OBJECTIVE:
Please copy the lines of the records, starting at the line that contains "series-d1000 bbox=[151, 615, 1237, 884]" and ending at the line that contains "series-d500 bbox=[151, 555, 1237, 864]". Reproduce each line character for character.
* * * * * * * * *
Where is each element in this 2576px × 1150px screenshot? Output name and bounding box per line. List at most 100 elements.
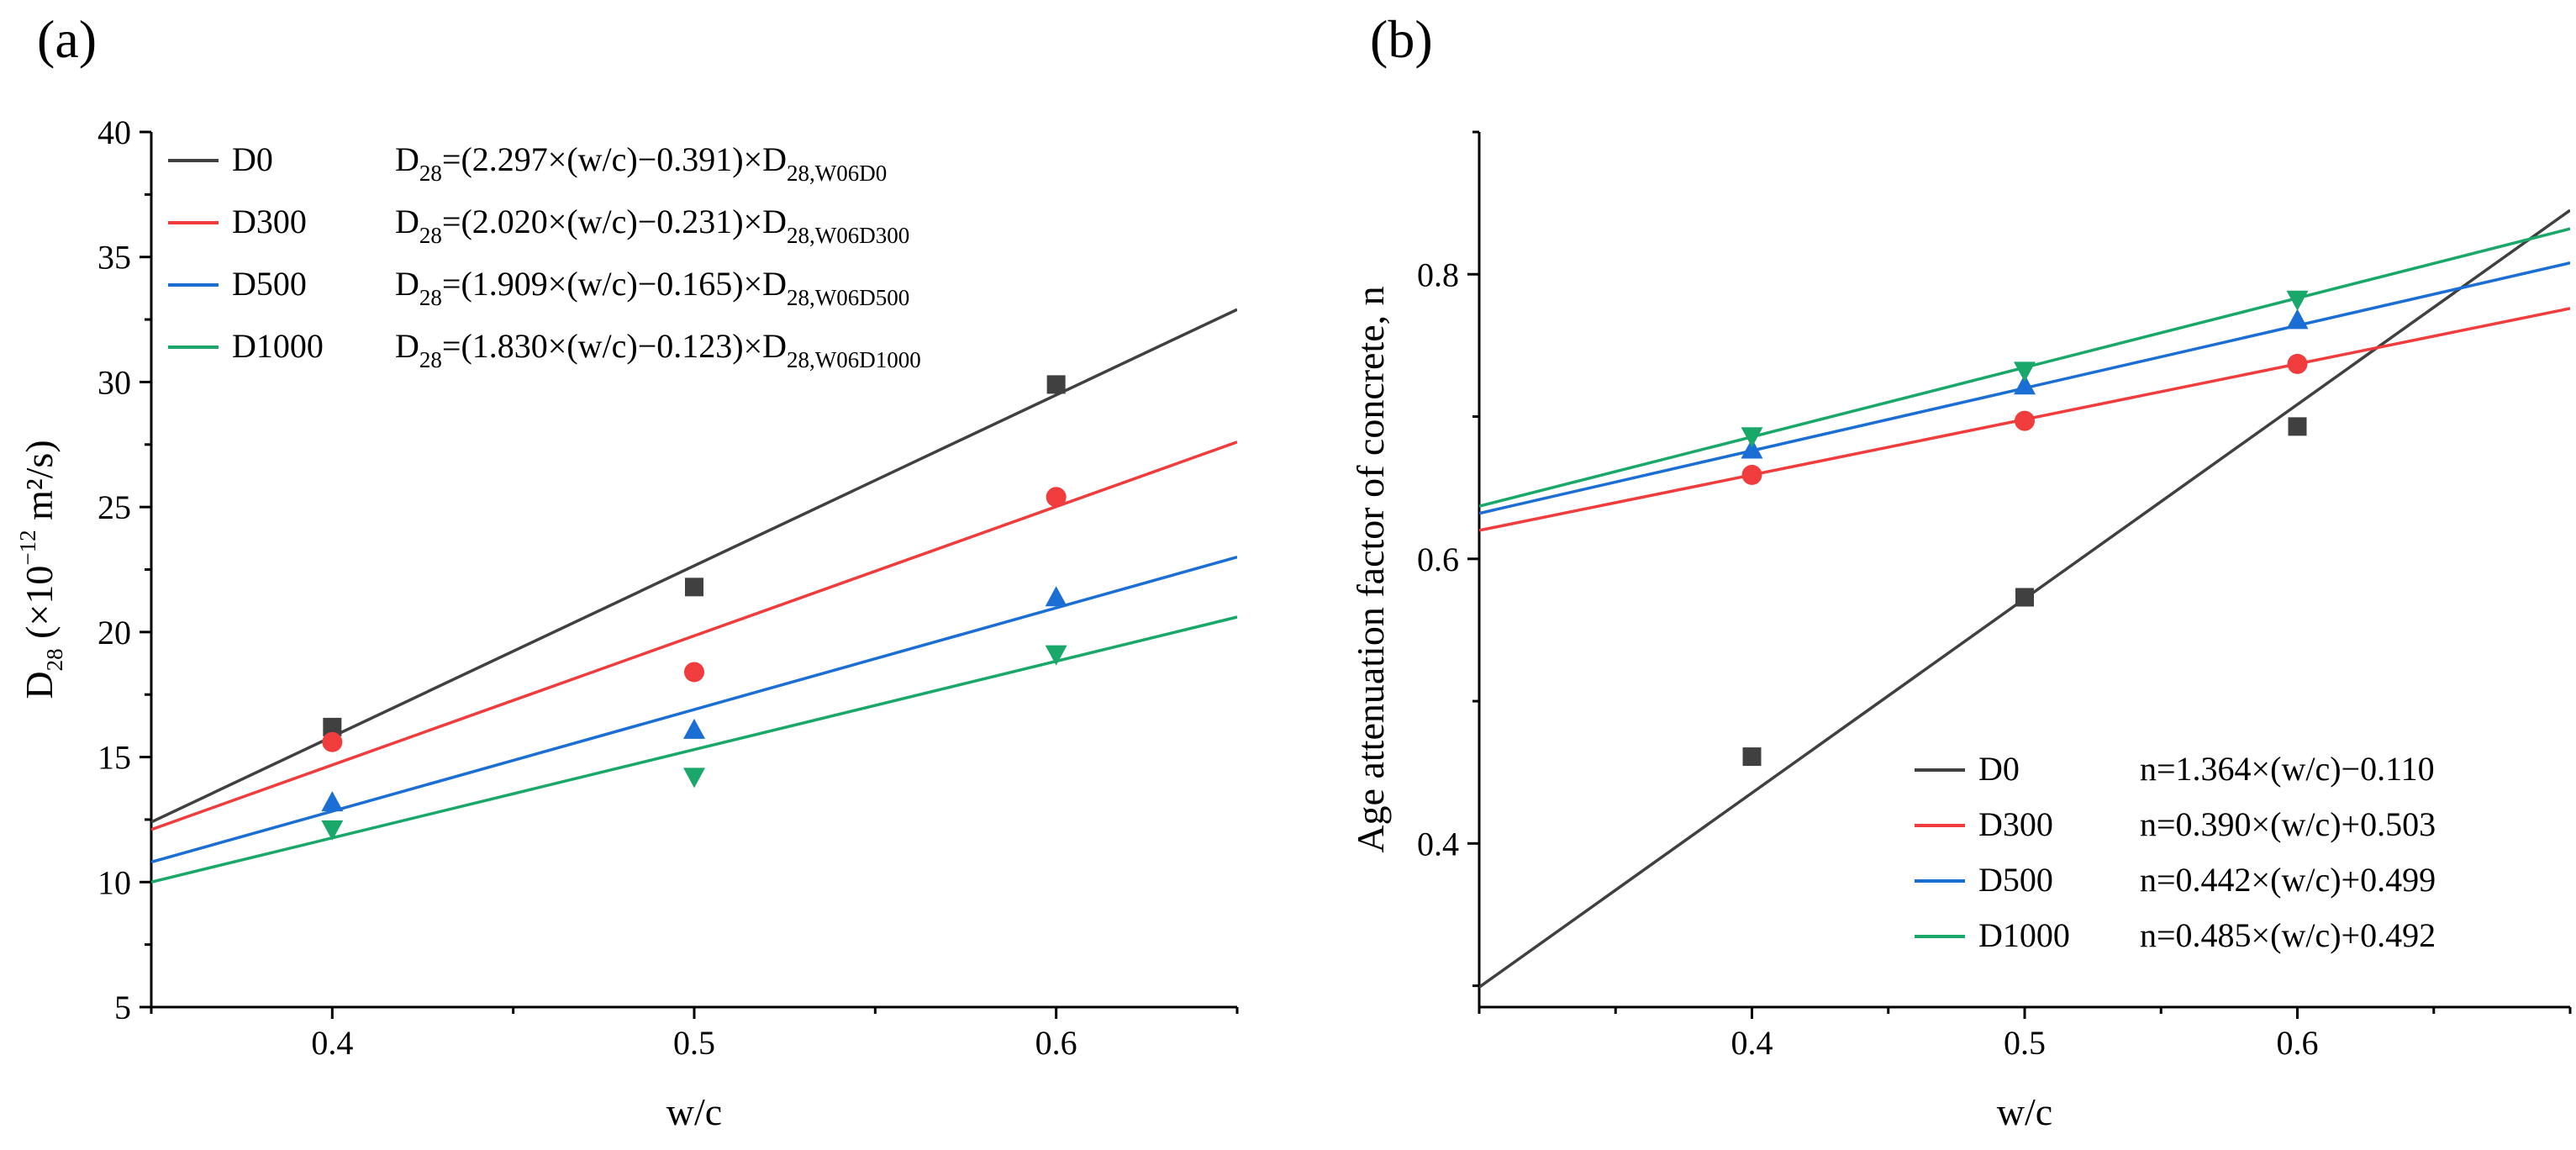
series-d1000 bbox=[151, 615, 1237, 884]
y-tick-label: 0.6 bbox=[1417, 541, 1459, 578]
fit-line-d0 bbox=[151, 308, 1237, 824]
y-axis-title-base: D bbox=[18, 671, 61, 699]
y-tick-label: 0.4 bbox=[1417, 825, 1459, 862]
fit-line-d1000 bbox=[151, 615, 1237, 884]
legend-label-d1000: D1000 bbox=[1978, 916, 2070, 954]
data-point-d1000 bbox=[1741, 427, 1763, 448]
legend-equation-d1000: D28=(1.830×(w/c)−0.123)×D28,W06D1000 bbox=[395, 327, 921, 372]
series-d300 bbox=[1479, 307, 2570, 532]
y-tick-label: 25 bbox=[97, 488, 131, 526]
data-point-d300 bbox=[1046, 487, 1067, 508]
x-tick-label: 0.5 bbox=[2004, 1024, 2046, 1062]
series-d0 bbox=[1479, 208, 2570, 989]
x-tick-label: 0.5 bbox=[673, 1024, 715, 1062]
x-tick-label: 0.6 bbox=[1035, 1024, 1077, 1062]
eq-body: =(2.297×(w/c)−0.391)×D bbox=[442, 140, 787, 178]
y-tick-label: 10 bbox=[97, 863, 131, 901]
x-tick-label: 0.6 bbox=[2277, 1024, 2319, 1062]
eq-body: =(1.909×(w/c)−0.165)×D bbox=[442, 265, 787, 303]
legend: D0 n=1.364×(w/c)−0.110 D300 n=0.390×(w/c)+0… bbox=[1915, 750, 2436, 954]
eq-lhs: D bbox=[395, 265, 419, 303]
data-point-d0 bbox=[2015, 588, 2034, 607]
eq-lhs: D bbox=[395, 327, 419, 365]
data-point-d0 bbox=[1046, 375, 1066, 394]
panel-label: (b) bbox=[1370, 9, 1433, 69]
data-point-d500 bbox=[1741, 438, 1763, 459]
eq-lhs-sub: 28 bbox=[419, 161, 442, 186]
y-tick-label: 35 bbox=[97, 239, 131, 277]
chart-panel-b: (b) 0.4 0.5 0.6 0.4 0.6 0.8 w/c Age attenuation … bbox=[1349, 9, 2572, 1133]
data-point-d500 bbox=[683, 718, 705, 739]
data-point-d500 bbox=[321, 791, 344, 812]
y-axis-title-unit: m²/s) bbox=[18, 440, 61, 530]
eq-ref-sub: ,W06D0 bbox=[809, 161, 887, 186]
legend-equation-d500: D28=(1.909×(w/c)−0.165)×D28,W06D500 bbox=[395, 265, 909, 310]
legend-equation-d0: D28=(2.297×(w/c)−0.391)×D28,W06D0 bbox=[395, 140, 887, 186]
legend-label-d0: D0 bbox=[232, 140, 273, 178]
series-d500 bbox=[151, 555, 1237, 864]
legend-equation-d300: n=0.390×(w/c)+0.503 bbox=[2140, 805, 2436, 843]
eq-body-sub: 28 bbox=[787, 347, 809, 372]
data-point-d300 bbox=[2287, 353, 2308, 374]
panel-label: (a) bbox=[37, 9, 97, 69]
data-point-d0 bbox=[2288, 417, 2307, 436]
y-tick-label: 30 bbox=[97, 363, 131, 401]
eq-lhs-sub: 28 bbox=[419, 347, 442, 372]
data-point-d1000 bbox=[1045, 645, 1067, 666]
data-point-d0 bbox=[685, 578, 703, 597]
y-axis-title-sup: −12 bbox=[15, 530, 40, 565]
data-point-d300 bbox=[2015, 410, 2035, 431]
eq-lhs-sub: 28 bbox=[419, 223, 442, 248]
x-axis-title: w/c bbox=[666, 1090, 722, 1133]
legend-equation-d300: D28=(2.020×(w/c)−0.231)×D28,W06D300 bbox=[395, 203, 909, 248]
eq-ref-sub: ,W06D300 bbox=[809, 223, 909, 248]
data-point-d0 bbox=[1742, 747, 1762, 767]
data-point-d0 bbox=[323, 717, 342, 736]
data-point-d500 bbox=[2286, 309, 2309, 330]
eq-ref-sub: ,W06D1000 bbox=[809, 347, 921, 372]
y-tick-label: 20 bbox=[97, 614, 131, 651]
eq-body-sub: 28 bbox=[787, 161, 809, 186]
y-tick-label: 0.8 bbox=[1417, 256, 1459, 293]
legend-label-d500: D500 bbox=[1978, 861, 2053, 899]
y-axis-title: Age attenuation factor of concrete, n bbox=[1349, 286, 1392, 852]
eq-body-sub: 28 bbox=[787, 223, 809, 248]
eq-body-sub: 28 bbox=[787, 285, 809, 310]
data-point-d300 bbox=[1741, 464, 1762, 485]
data-point-d1000 bbox=[2286, 290, 2309, 311]
data-point-d500 bbox=[2014, 374, 2036, 395]
eq-body: =(2.020×(w/c)−0.231)×D bbox=[442, 203, 787, 240]
x-tick-label: 0.4 bbox=[311, 1024, 353, 1062]
legend-equation-d1000: n=0.485×(w/c)+0.492 bbox=[2140, 916, 2436, 954]
legend-label-d300: D300 bbox=[1978, 805, 2053, 843]
y-tick-label: 15 bbox=[97, 739, 131, 777]
legend-label-d1000: D1000 bbox=[232, 327, 324, 365]
legend-equation-d0: n=1.364×(w/c)−0.110 bbox=[2140, 750, 2435, 788]
legend-label-d500: D500 bbox=[232, 265, 307, 303]
legend-label-d300: D300 bbox=[232, 203, 307, 240]
series-d500 bbox=[1479, 261, 2570, 515]
data-point-d1000 bbox=[683, 768, 705, 789]
y-tick-label: 5 bbox=[114, 989, 131, 1026]
data-point-d1000 bbox=[2014, 361, 2036, 382]
x-axis-title: w/c bbox=[1997, 1090, 2052, 1133]
y-axis-title-sub: 28 bbox=[42, 648, 67, 671]
legend-equation-d500: n=0.442×(w/c)+0.499 bbox=[2140, 861, 2436, 899]
eq-lhs: D bbox=[395, 140, 419, 178]
data-point-d300 bbox=[684, 662, 704, 683]
data-point-d500 bbox=[1045, 586, 1067, 607]
legend-label-d0: D0 bbox=[1978, 750, 2020, 788]
series-d300 bbox=[151, 440, 1237, 831]
eq-lhs-sub: 28 bbox=[419, 285, 442, 310]
eq-body: =(1.830×(w/c)−0.123)×D bbox=[442, 327, 787, 365]
eq-lhs: D bbox=[395, 203, 419, 240]
data-point-d300 bbox=[322, 731, 343, 752]
data-point-d1000 bbox=[321, 820, 344, 841]
fit-line-d500 bbox=[151, 555, 1237, 864]
y-axis-title-rest: (×10 bbox=[18, 566, 61, 649]
eq-ref-sub: ,W06D500 bbox=[809, 285, 909, 310]
series-d1000 bbox=[1479, 227, 2570, 508]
* * * * * * * * *
FINAL ANSWER:
series-d1000 bbox=[151, 615, 1237, 884]
y-tick-label: 0.6 bbox=[1417, 541, 1459, 578]
fit-line-d0 bbox=[151, 308, 1237, 824]
y-axis-title-base: D bbox=[18, 671, 61, 699]
y-tick-label: 0.4 bbox=[1417, 825, 1459, 862]
fit-line-d1000 bbox=[151, 615, 1237, 884]
legend-label-d1000: D1000 bbox=[1978, 916, 2070, 954]
data-point-d1000 bbox=[1741, 427, 1763, 448]
legend-equation-d1000: D28=(1.830×(w/c)−0.123)×D28,W06D1000 bbox=[395, 327, 921, 372]
series-d300 bbox=[1479, 307, 2570, 532]
y-tick-label: 25 bbox=[97, 488, 131, 526]
data-point-d300 bbox=[1046, 487, 1067, 508]
x-tick-label: 0.5 bbox=[2004, 1024, 2046, 1062]
series-d0 bbox=[1479, 208, 2570, 989]
x-tick-label: 0.5 bbox=[673, 1024, 715, 1062]
x-tick-label: 0.6 bbox=[1035, 1024, 1077, 1062]
eq-body: =(2.297×(w/c)−0.391)×D bbox=[442, 140, 787, 178]
y-tick-label: 10 bbox=[97, 863, 131, 901]
x-tick-label: 0.6 bbox=[2277, 1024, 2319, 1062]
eq-body: =(1.909×(w/c)−0.165)×D bbox=[442, 265, 787, 303]
legend: D0 n=1.364×(w/c)−0.110 D300 n=0.390×(w/c)+0… bbox=[1915, 750, 2436, 954]
eq-lhs: D bbox=[395, 265, 419, 303]
data-point-d0 bbox=[2015, 588, 2034, 607]
eq-lhs: D bbox=[395, 327, 419, 365]
data-point-d0 bbox=[1046, 375, 1066, 394]
panel-label: (b) bbox=[1370, 9, 1433, 69]
data-point-d500 bbox=[1741, 438, 1763, 459]
eq-lhs-sub: 28 bbox=[419, 161, 442, 186]
y-tick-label: 35 bbox=[97, 239, 131, 277]
chart-panel-b: (b) 0.4 0.5 0.6 0.4 0.6 0.8 w/c Age attenuation … bbox=[1349, 9, 2572, 1133]
data-point-d500 bbox=[683, 718, 705, 739]
data-point-d500 bbox=[321, 791, 344, 812]
y-axis-title-unit: m²/s) bbox=[18, 440, 61, 530]
eq-ref-sub: ,W06D0 bbox=[809, 161, 887, 186]
legend-equation-d500: D28=(1.909×(w/c)−0.165)×D28,W06D500 bbox=[395, 265, 909, 310]
legend-equation-d0: D28=(2.297×(w/c)−0.391)×D28,W06D0 bbox=[395, 140, 887, 186]
legend-label-d0: D0 bbox=[232, 140, 273, 178]
series-d500 bbox=[151, 555, 1237, 864]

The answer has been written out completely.